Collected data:
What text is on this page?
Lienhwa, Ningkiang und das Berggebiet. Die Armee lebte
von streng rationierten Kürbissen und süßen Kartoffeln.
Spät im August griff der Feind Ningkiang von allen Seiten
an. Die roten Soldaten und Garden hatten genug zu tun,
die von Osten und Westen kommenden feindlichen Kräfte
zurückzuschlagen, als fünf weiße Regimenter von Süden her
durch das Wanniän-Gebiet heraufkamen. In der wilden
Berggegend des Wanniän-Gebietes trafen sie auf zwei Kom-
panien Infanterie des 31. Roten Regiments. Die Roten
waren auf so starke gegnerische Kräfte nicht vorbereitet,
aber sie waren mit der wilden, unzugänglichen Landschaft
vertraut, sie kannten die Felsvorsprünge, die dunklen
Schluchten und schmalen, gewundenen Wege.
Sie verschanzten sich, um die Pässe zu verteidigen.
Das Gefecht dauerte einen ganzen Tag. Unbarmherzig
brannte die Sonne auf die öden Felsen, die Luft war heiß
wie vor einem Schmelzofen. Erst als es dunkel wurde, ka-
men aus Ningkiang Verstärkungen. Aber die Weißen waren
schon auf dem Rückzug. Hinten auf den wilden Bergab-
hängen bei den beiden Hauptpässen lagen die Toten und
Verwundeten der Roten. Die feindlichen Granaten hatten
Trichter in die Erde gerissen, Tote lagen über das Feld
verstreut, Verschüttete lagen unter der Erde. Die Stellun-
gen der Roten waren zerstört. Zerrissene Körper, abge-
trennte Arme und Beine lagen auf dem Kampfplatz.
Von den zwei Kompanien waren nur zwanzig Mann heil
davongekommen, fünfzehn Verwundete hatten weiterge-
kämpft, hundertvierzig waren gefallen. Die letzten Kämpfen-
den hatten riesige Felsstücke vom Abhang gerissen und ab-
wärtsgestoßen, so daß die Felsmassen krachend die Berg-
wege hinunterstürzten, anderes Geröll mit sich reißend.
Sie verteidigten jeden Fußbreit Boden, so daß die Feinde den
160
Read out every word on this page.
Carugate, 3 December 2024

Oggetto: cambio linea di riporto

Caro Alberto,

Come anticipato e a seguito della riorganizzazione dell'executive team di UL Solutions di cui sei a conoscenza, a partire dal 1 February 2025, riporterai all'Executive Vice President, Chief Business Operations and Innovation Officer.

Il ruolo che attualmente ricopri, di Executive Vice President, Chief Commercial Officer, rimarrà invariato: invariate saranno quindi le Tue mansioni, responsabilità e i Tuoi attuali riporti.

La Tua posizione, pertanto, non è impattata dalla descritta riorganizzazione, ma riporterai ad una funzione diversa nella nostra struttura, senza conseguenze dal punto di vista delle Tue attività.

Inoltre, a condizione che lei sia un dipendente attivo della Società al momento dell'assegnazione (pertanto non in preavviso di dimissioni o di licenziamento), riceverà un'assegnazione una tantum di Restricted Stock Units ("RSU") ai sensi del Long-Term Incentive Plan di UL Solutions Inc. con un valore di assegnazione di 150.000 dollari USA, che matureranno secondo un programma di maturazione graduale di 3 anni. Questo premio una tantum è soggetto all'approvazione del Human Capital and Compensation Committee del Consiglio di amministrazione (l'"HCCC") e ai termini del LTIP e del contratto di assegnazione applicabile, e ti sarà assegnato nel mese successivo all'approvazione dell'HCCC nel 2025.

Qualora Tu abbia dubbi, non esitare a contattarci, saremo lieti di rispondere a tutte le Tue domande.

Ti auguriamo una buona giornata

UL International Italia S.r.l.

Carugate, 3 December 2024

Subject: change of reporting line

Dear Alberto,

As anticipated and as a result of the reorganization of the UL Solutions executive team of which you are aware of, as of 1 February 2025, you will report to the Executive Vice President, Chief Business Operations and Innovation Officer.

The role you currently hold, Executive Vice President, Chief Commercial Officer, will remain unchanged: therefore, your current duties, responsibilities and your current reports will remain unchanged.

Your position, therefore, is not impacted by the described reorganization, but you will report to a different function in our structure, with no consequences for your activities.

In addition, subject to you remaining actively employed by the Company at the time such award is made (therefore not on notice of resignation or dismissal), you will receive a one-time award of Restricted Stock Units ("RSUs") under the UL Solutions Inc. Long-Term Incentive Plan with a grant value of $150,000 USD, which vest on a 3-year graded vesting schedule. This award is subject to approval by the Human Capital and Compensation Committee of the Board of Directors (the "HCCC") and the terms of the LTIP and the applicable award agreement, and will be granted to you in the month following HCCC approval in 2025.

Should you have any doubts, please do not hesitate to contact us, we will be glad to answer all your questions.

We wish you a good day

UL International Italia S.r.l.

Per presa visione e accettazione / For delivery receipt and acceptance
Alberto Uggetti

* TASK GOAL *
Transcribe each entry precisely, missing none.

* RESPONSE *
What text is on this page?
Lienhwa, Ningkiang und das Berggebiet. Die Armee lebte
von streng rationierten Kürbissen und süßen Kartoffeln.
Spät im August griff der Feind Ningkiang von allen Seiten
an. Die roten Soldaten und Garden hatten genug zu tun,
die von Osten und Westen kommenden feindlichen Kräfte
zurückzuschlagen, als fünf weiße Regimenter von Süden her
durch das Wanniän-Gebiet heraufkamen. In der wilden
Berggegend des Wanniän-Gebietes trafen sie auf zwei Kom-
panien Infanterie des 31. Roten Regiments. Die Roten
waren auf so starke gegnerische Kräfte nicht vorbereitet,
aber sie waren mit der wilden, unzugänglichen Landschaft
vertraut, sie kannten die Felsvorsprünge, die dunklen
Schluchten und schmalen, gewundenen Wege.
Sie verschanzten sich, um die Pässe zu verteidigen.
Das Gefecht dauerte einen ganzen Tag. Unbarmherzig
brannte die Sonne auf die öden Felsen, die Luft war heiß
wie vor einem Schmelzofen. Erst als es dunkel wurde, ka-
men aus Ningkiang Verstärkungen. Aber die Weißen waren
schon auf dem Rückzug. Hinten auf den wilden Bergab-
hängen bei den beiden Hauptpässen lagen die Toten und
Verwundeten der Roten. Die feindlichen Granaten hatten
Trichter in die Erde gerissen, Tote lagen über das Feld
verstreut, Verschüttete lagen unter der Erde. Die Stellun-
gen der Roten waren zerstört. Zerrissene Körper, abge-
trennte Arme und Beine lagen auf dem Kampfplatz.
Von den zwei Kompanien waren nur zwanzig Mann heil
davongekommen, fünfzehn Verwundete hatten weiterge-
kämpft, hundertvierzig waren gefallen. Die letzten Kämpfen-
den hatten riesige Felsstücke vom Abhang gerissen und ab-
wärtsgestoßen, so daß die Felsmassen krachend die Berg-
wege hinunterstürzten, anderes Geröll mit sich reißend.
Sie verteidigten jeden Fußbreit Boden, so daß die Feinde den
160
Read out every word on this page.
Carugate, 3 December 2024

Oggetto: cambio linea di riporto

Caro Alberto,

Come anticipato e a seguito della riorganizzazione dell'executive team di UL Solutions di cui sei a conoscenza, a partire dal 1 February 2025, riporterai all'Executive Vice President, Chief Business Operations and Innovation Officer.

Il ruolo che attualmente ricopri, di Executive Vice President, Chief Commercial Officer, rimarrà invariato: invariate saranno quindi le Tue mansioni, responsabilità e i Tuoi attuali riporti.

La Tua posizione, pertanto, non è impattata dalla descritta riorganizzazione, ma riporterai ad una funzione diversa nella nostra struttura, senza conseguenze dal punto di vista delle Tue attività.

Inoltre, a condizione che lei sia un dipendente attivo della Società al momento dell'assegnazione (pertanto non in preavviso di dimissioni o di licenziamento), riceverà un'assegnazione una tantum di Restricted Stock Units ("RSU") ai sensi del Long-Term Incentive Plan di UL Solutions Inc. con un valore di assegnazione di 150.000 dollari USA, che matureranno secondo un programma di maturazione graduale di 3 anni. Questo premio una tantum è soggetto all'approvazione del Human Capital and Compensation Committee del Consiglio di amministrazione (l'"HCCC") e ai termini del LTIP e del contratto di assegnazione applicabile, e ti sarà assegnato nel mese successivo all'approvazione dell'HCCC nel 2025.

Qualora Tu abbia dubbi, non esitare a contattarci, saremo lieti di rispondere a tutte le Tue domande.

Ti auguriamo una buona giornata

UL International Italia S.r.l.

Carugate, 3 December 2024

Subject: change of reporting line

Dear Alberto,

As anticipated and as a result of the reorganization of the UL Solutions executive team of which you are aware of, as of 1 February 2025, you will report to the Executive Vice President, Chief Business Operations and Innovation Officer.

The role you currently hold, Executive Vice President, Chief Commercial Officer, will remain unchanged: therefore, your current duties, responsibilities and your current reports will remain unchanged.

Your position, therefore, is not impacted by the described reorganization, but you will report to a different function in our structure, with no consequences for your activities.

In addition, subject to you remaining actively employed by the Company at the time such award is made (therefore not on notice of resignation or dismissal), you will receive a one-time award of Restricted Stock Units ("RSUs") under the UL Solutions Inc. Long-Term Incentive Plan with a grant value of $150,000 USD, which vest on a 3-year graded vesting schedule. This award is subject to approval by the Human Capital and Compensation Committee of the Board of Directors (the "HCCC") and the terms of the LTIP and the applicable award agreement, and will be granted to you in the month following HCCC approval in 2025.

Should you have any doubts, please do not hesitate to contact us, we will be glad to answer all your questions.

We wish you a good day

UL International Italia S.r.l.

Per presa visione e accettazione / For delivery receipt and acceptance
Alberto Uggetti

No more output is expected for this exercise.